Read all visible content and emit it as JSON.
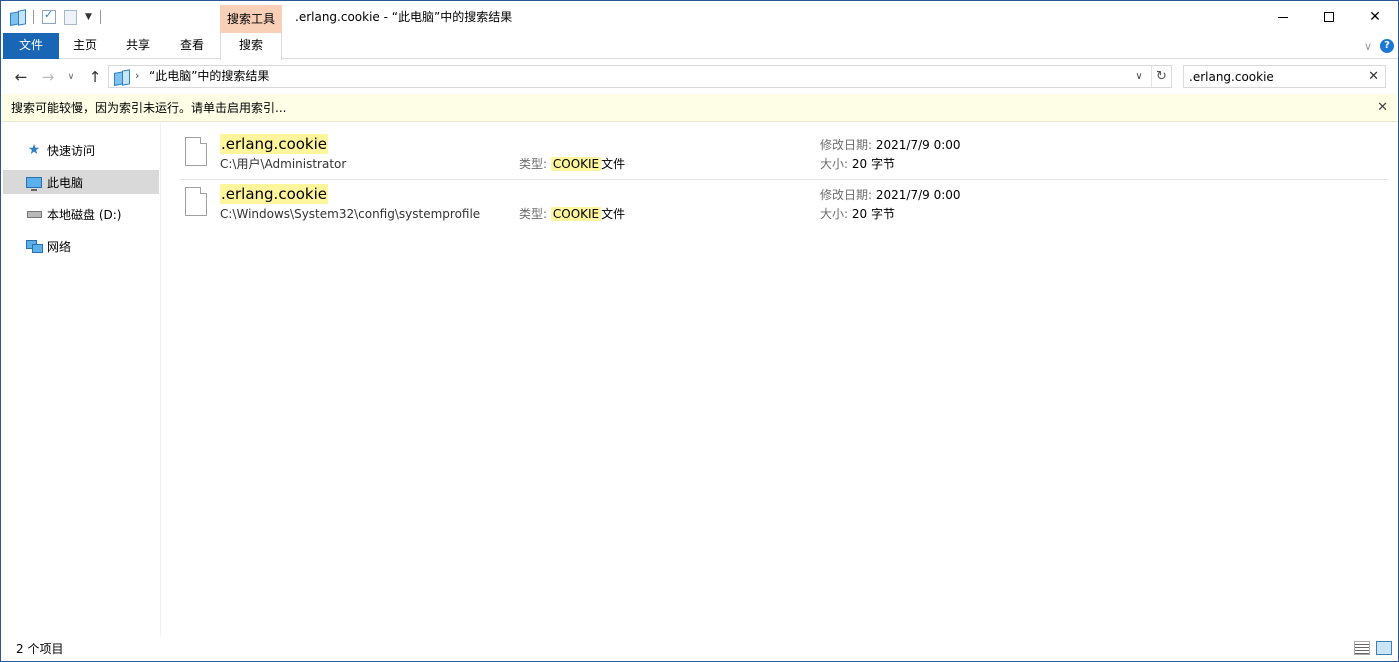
{
  "title_bar": {
    "title": ".erlang.cookie - “此电脑”中的搜索结果",
    "contextual_group": "搜索工具"
  },
  "ribbon": {
    "tabs": [
      {
        "label": "文件"
      },
      {
        "label": "主页"
      },
      {
        "label": "共享"
      },
      {
        "label": "查看"
      },
      {
        "label": "搜索"
      }
    ],
    "help_label": "?"
  },
  "address_bar": {
    "breadcrumb": "“此电脑”中的搜索结果"
  },
  "search": {
    "value": ".erlang.cookie"
  },
  "info_bar": {
    "message": "搜索可能较慢，因为索引未运行。请单击启用索引..."
  },
  "nav_pane": {
    "items": [
      {
        "label": "快速访问",
        "icon": "star-icon"
      },
      {
        "label": "此电脑",
        "icon": "computer-icon",
        "selected": true
      },
      {
        "label": "本地磁盘 (D:)",
        "icon": "drive-icon"
      },
      {
        "label": "网络",
        "icon": "network-icon"
      }
    ]
  },
  "results": [
    {
      "name": ".erlang.cookie",
      "path": "C:\\用户\\Administrator",
      "type_label": "类型:",
      "type_highlight": "COOKIE",
      "type_suffix": "文件",
      "date_label": "修改日期:",
      "date_value": "2021/7/9 0:00",
      "size_label": "大小:",
      "size_value": "20 字节"
    },
    {
      "name": ".erlang.cookie",
      "path": "C:\\Windows\\System32\\config\\systemprofile",
      "type_label": "类型:",
      "type_highlight": "COOKIE",
      "type_suffix": "文件",
      "date_label": "修改日期:",
      "date_value": "2021/7/9 0:00",
      "size_label": "大小:",
      "size_value": "20 字节"
    }
  ],
  "status_bar": {
    "item_count": "2 个项目"
  },
  "colors": {
    "file_tab": "#1966b7",
    "contextual_tab": "#f8d0b8",
    "highlight": "#fff59d",
    "info_bar": "#fefee7",
    "selected_nav": "#d9d9d9"
  }
}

### [WHAT IS EXPECTED]
The material above must be printed exactly, with its pictures left out.

### [FULL OUTPUT]
Read all visible content and emit it as JSON.
{
  "title_bar": {
    "title": ".erlang.cookie - “此电脑”中的搜索结果",
    "contextual_group": "搜索工具"
  },
  "ribbon": {
    "tabs": [
      {
        "label": "文件"
      },
      {
        "label": "主页"
      },
      {
        "label": "共享"
      },
      {
        "label": "查看"
      },
      {
        "label": "搜索"
      }
    ],
    "help_label": "?"
  },
  "address_bar": {
    "breadcrumb": "“此电脑”中的搜索结果"
  },
  "search": {
    "value": ".erlang.cookie"
  },
  "info_bar": {
    "message": "搜索可能较慢，因为索引未运行。请单击启用索引..."
  },
  "nav_pane": {
    "items": [
      {
        "label": "快速访问",
        "icon": "star-icon"
      },
      {
        "label": "此电脑",
        "icon": "computer-icon",
        "selected": true
      },
      {
        "label": "本地磁盘 (D:)",
        "icon": "drive-icon"
      },
      {
        "label": "网络",
        "icon": "network-icon"
      }
    ]
  },
  "results": [
    {
      "name": ".erlang.cookie",
      "path": "C:\\用户\\Administrator",
      "type_label": "类型:",
      "type_highlight": "COOKIE",
      "type_suffix": "文件",
      "date_label": "修改日期:",
      "date_value": "2021/7/9 0:00",
      "size_label": "大小:",
      "size_value": "20 字节"
    },
    {
      "name": ".erlang.cookie",
      "path": "C:\\Windows\\System32\\config\\systemprofile",
      "type_label": "类型:",
      "type_highlight": "COOKIE",
      "type_suffix": "文件",
      "date_label": "修改日期:",
      "date_value": "2021/7/9 0:00",
      "size_label": "大小:",
      "size_value": "20 字节"
    }
  ],
  "status_bar": {
    "item_count": "2 个项目"
  },
  "colors": {
    "file_tab": "#1966b7",
    "contextual_tab": "#f8d0b8",
    "highlight": "#fff59d",
    "info_bar": "#fefee7",
    "selected_nav": "#d9d9d9"
  }
}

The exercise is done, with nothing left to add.